Instruction:
Type out the material below exactly.

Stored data
::::

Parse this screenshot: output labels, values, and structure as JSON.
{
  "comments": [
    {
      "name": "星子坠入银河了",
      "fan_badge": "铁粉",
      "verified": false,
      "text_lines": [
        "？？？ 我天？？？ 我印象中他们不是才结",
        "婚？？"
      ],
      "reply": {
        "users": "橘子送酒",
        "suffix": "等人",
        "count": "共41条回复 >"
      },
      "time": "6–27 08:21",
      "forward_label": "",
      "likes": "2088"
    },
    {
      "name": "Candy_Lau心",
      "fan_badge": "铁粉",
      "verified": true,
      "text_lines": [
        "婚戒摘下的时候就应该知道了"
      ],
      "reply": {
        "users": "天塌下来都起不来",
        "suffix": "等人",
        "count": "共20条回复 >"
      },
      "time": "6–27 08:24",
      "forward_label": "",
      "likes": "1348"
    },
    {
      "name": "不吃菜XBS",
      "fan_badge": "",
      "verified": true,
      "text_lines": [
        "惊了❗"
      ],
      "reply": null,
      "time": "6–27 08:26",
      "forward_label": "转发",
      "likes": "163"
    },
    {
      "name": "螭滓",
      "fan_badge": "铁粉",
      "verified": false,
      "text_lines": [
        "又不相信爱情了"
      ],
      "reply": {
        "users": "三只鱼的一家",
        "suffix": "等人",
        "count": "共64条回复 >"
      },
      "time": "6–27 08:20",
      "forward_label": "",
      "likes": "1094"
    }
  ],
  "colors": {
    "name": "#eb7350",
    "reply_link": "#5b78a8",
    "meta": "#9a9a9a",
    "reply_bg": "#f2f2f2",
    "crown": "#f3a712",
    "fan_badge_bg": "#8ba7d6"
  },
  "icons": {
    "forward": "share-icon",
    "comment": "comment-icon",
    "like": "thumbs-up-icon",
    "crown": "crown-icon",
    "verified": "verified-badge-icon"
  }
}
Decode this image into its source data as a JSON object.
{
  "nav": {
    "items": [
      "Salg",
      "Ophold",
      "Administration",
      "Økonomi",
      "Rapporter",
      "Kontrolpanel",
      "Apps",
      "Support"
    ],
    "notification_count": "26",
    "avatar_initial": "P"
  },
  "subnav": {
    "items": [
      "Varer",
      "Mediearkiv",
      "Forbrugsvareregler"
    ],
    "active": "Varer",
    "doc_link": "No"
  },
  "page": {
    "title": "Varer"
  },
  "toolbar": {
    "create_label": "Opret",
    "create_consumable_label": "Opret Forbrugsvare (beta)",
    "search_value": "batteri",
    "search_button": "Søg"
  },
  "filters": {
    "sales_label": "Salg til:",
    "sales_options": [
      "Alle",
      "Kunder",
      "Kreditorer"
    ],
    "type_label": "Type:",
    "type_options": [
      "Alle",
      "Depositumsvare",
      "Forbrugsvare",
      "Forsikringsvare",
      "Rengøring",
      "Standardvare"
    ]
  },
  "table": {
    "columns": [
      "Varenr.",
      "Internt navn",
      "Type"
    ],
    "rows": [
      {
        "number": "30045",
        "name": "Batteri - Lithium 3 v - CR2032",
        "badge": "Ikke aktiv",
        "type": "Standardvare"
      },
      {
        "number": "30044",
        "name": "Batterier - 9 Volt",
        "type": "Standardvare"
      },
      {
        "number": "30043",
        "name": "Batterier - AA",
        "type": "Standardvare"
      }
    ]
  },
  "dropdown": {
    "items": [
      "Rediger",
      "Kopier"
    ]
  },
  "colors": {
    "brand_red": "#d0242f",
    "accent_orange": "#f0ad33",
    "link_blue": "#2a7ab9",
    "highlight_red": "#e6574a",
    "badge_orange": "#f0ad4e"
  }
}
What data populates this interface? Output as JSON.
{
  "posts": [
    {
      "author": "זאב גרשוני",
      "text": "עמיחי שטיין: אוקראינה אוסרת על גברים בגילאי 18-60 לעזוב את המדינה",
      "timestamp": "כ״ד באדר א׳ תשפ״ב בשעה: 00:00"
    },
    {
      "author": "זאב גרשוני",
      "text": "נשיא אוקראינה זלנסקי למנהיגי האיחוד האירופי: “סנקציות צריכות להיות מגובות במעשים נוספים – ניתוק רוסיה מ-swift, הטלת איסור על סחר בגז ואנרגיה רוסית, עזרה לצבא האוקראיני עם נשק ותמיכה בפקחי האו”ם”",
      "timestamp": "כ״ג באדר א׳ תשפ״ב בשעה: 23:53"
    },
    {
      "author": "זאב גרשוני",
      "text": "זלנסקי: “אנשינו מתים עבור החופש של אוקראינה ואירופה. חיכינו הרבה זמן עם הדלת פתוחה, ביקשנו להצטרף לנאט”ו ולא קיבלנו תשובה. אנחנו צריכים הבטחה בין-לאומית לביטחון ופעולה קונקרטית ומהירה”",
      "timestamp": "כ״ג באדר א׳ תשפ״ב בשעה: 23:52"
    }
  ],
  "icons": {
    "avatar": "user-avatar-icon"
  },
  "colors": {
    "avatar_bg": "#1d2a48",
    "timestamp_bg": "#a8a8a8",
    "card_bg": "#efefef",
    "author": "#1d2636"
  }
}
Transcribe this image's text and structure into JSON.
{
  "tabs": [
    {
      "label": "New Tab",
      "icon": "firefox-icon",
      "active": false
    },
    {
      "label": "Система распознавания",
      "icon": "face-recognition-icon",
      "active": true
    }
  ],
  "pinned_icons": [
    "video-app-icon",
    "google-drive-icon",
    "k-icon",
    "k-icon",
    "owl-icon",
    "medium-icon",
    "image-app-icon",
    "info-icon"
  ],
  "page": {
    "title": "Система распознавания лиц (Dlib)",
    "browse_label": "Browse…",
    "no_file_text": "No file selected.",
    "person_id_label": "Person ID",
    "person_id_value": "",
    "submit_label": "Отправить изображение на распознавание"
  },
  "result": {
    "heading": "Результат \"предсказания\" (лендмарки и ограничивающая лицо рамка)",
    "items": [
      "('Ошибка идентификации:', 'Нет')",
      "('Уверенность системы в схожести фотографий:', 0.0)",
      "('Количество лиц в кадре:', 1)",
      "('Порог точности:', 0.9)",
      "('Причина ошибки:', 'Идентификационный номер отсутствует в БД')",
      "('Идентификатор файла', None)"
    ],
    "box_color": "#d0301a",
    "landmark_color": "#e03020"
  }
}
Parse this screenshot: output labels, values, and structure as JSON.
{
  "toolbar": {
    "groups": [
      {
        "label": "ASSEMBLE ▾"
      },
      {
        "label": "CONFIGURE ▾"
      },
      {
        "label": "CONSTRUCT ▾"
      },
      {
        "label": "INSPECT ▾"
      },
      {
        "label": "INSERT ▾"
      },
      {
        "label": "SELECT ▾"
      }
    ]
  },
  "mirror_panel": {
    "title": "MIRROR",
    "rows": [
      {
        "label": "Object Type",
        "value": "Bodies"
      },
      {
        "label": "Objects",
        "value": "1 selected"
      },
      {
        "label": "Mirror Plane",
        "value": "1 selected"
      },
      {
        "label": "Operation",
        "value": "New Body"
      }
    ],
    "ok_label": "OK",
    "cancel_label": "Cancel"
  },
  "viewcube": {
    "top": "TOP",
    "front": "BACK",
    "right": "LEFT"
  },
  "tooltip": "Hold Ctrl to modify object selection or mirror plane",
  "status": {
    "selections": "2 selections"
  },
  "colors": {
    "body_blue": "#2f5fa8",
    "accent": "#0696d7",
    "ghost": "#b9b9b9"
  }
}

::::

Complete output:
Parse this screenshot: output labels, values, and structure as JSON.
{
  "comments": [
    {
      "name": "星子坠入银河了",
      "fan_badge": "铁粉",
      "verified": false,
      "text_lines": [
        "？？？ 我天？？？ 我印象中他们不是才结",
        "婚？？"
      ],
      "reply": {
        "users": "橘子送酒",
        "suffix": "等人",
        "count": "共41条回复 >"
      },
      "time": "6–27 08:21",
      "forward_label": "",
      "likes": "2088"
    },
    {
      "name": "Candy_Lau心",
      "fan_badge": "铁粉",
      "verified": true,
      "text_lines": [
        "婚戒摘下的时候就应该知道了"
      ],
      "reply": {
        "users": "天塌下来都起不来",
        "suffix": "等人",
        "count": "共20条回复 >"
      },
      "time": "6–27 08:24",
      "forward_label": "",
      "likes": "1348"
    },
    {
      "name": "不吃菜XBS",
      "fan_badge": "",
      "verified": true,
      "text_lines": [
        "惊了❗"
      ],
      "reply": null,
      "time": "6–27 08:26",
      "forward_label": "转发",
      "likes": "163"
    },
    {
      "name": "螭滓",
      "fan_badge": "铁粉",
      "verified": false,
      "text_lines": [
        "又不相信爱情了"
      ],
      "reply": {
        "users": "三只鱼的一家",
        "suffix": "等人",
        "count": "共64条回复 >"
      },
      "time": "6–27 08:20",
      "forward_label": "",
      "likes": "1094"
    }
  ],
  "colors": {
    "name": "#eb7350",
    "reply_link": "#5b78a8",
    "meta": "#9a9a9a",
    "reply_bg": "#f2f2f2",
    "crown": "#f3a712",
    "fan_badge_bg": "#8ba7d6"
  },
  "icons": {
    "forward": "share-icon",
    "comment": "comment-icon",
    "like": "thumbs-up-icon",
    "crown": "crown-icon",
    "verified": "verified-badge-icon"
  }
}
Decode this image into its source data as a JSON object.
{
  "nav": {
    "items": [
      "Salg",
      "Ophold",
      "Administration",
      "Økonomi",
      "Rapporter",
      "Kontrolpanel",
      "Apps",
      "Support"
    ],
    "notification_count": "26",
    "avatar_initial": "P"
  },
  "subnav": {
    "items": [
      "Varer",
      "Mediearkiv",
      "Forbrugsvareregler"
    ],
    "active": "Varer",
    "doc_link": "No"
  },
  "page": {
    "title": "Varer"
  },
  "toolbar": {
    "create_label": "Opret",
    "create_consumable_label": "Opret Forbrugsvare (beta)",
    "search_value": "batteri",
    "search_button": "Søg"
  },
  "filters": {
    "sales_label": "Salg til:",
    "sales_options": [
      "Alle",
      "Kunder",
      "Kreditorer"
    ],
    "type_label": "Type:",
    "type_options": [
      "Alle",
      "Depositumsvare",
      "Forbrugsvare",
      "Forsikringsvare",
      "Rengøring",
      "Standardvare"
    ]
  },
  "table": {
    "columns": [
      "Varenr.",
      "Internt navn",
      "Type"
    ],
    "rows": [
      {
        "number": "30045",
        "name": "Batteri - Lithium 3 v - CR2032",
        "badge": "Ikke aktiv",
        "type": "Standardvare"
      },
      {
        "number": "30044",
        "name": "Batterier - 9 Volt",
        "type": "Standardvare"
      },
      {
        "number": "30043",
        "name": "Batterier - AA",
        "type": "Standardvare"
      }
    ]
  },
  "dropdown": {
    "items": [
      "Rediger",
      "Kopier"
    ]
  },
  "colors": {
    "brand_red": "#d0242f",
    "accent_orange": "#f0ad33",
    "link_blue": "#2a7ab9",
    "highlight_red": "#e6574a",
    "badge_orange": "#f0ad4e"
  }
}
What data populates this interface? Output as JSON.
{
  "posts": [
    {
      "author": "זאב גרשוני",
      "text": "עמיחי שטיין: אוקראינה אוסרת על גברים בגילאי 18-60 לעזוב את המדינה",
      "timestamp": "כ״ד באדר א׳ תשפ״ב בשעה: 00:00"
    },
    {
      "author": "זאב גרשוני",
      "text": "נשיא אוקראינה זלנסקי למנהיגי האיחוד האירופי: “סנקציות צריכות להיות מגובות במעשים נוספים – ניתוק רוסיה מ-swift, הטלת איסור על סחר בגז ואנרגיה רוסית, עזרה לצבא האוקראיני עם נשק ותמיכה בפקחי האו”ם”",
      "timestamp": "כ״ג באדר א׳ תשפ״ב בשעה: 23:53"
    },
    {
      "author": "זאב גרשוני",
      "text": "זלנסקי: “אנשינו מתים עבור החופש של אוקראינה ואירופה. חיכינו הרבה זמן עם הדלת פתוחה, ביקשנו להצטרף לנאט”ו ולא קיבלנו תשובה. אנחנו צריכים הבטחה בין-לאומית לביטחון ופעולה קונקרטית ומהירה”",
      "timestamp": "כ״ג באדר א׳ תשפ״ב בשעה: 23:52"
    }
  ],
  "icons": {
    "avatar": "user-avatar-icon"
  },
  "colors": {
    "avatar_bg": "#1d2a48",
    "timestamp_bg": "#a8a8a8",
    "card_bg": "#efefef",
    "author": "#1d2636"
  }
}
Transcribe this image's text and structure into JSON.
{
  "tabs": [
    {
      "label": "New Tab",
      "icon": "firefox-icon",
      "active": false
    },
    {
      "label": "Система распознавания",
      "icon": "face-recognition-icon",
      "active": true
    }
  ],
  "pinned_icons": [
    "video-app-icon",
    "google-drive-icon",
    "k-icon",
    "k-icon",
    "owl-icon",
    "medium-icon",
    "image-app-icon",
    "info-icon"
  ],
  "page": {
    "title": "Система распознавания лиц (Dlib)",
    "browse_label": "Browse…",
    "no_file_text": "No file selected.",
    "person_id_label": "Person ID",
    "person_id_value": "",
    "submit_label": "Отправить изображение на распознавание"
  },
  "result": {
    "heading": "Результат \"предсказания\" (лендмарки и ограничивающая лицо рамка)",
    "items": [
      "('Ошибка идентификации:', 'Нет')",
      "('Уверенность системы в схожести фотографий:', 0.0)",
      "('Количество лиц в кадре:', 1)",
      "('Порог точности:', 0.9)",
      "('Причина ошибки:', 'Идентификационный номер отсутствует в БД')",
      "('Идентификатор файла', None)"
    ],
    "box_color": "#d0301a",
    "landmark_color": "#e03020"
  }
}
Parse this screenshot: output labels, values, and structure as JSON.
{
  "toolbar": {
    "groups": [
      {
        "label": "ASSEMBLE ▾"
      },
      {
        "label": "CONFIGURE ▾"
      },
      {
        "label": "CONSTRUCT ▾"
      },
      {
        "label": "INSPECT ▾"
      },
      {
        "label": "INSERT ▾"
      },
      {
        "label": "SELECT ▾"
      }
    ]
  },
  "mirror_panel": {
    "title": "MIRROR",
    "rows": [
      {
        "label": "Object Type",
        "value": "Bodies"
      },
      {
        "label": "Objects",
        "value": "1 selected"
      },
      {
        "label": "Mirror Plane",
        "value": "1 selected"
      },
      {
        "label": "Operation",
        "value": "New Body"
      }
    ],
    "ok_label": "OK",
    "cancel_label": "Cancel"
  },
  "viewcube": {
    "top": "TOP",
    "front": "BACK",
    "right": "LEFT"
  },
  "tooltip": "Hold Ctrl to modify object selection or mirror plane",
  "status": {
    "selections": "2 selections"
  },
  "colors": {
    "body_blue": "#2f5fa8",
    "accent": "#0696d7",
    "ghost": "#b9b9b9"
  }
}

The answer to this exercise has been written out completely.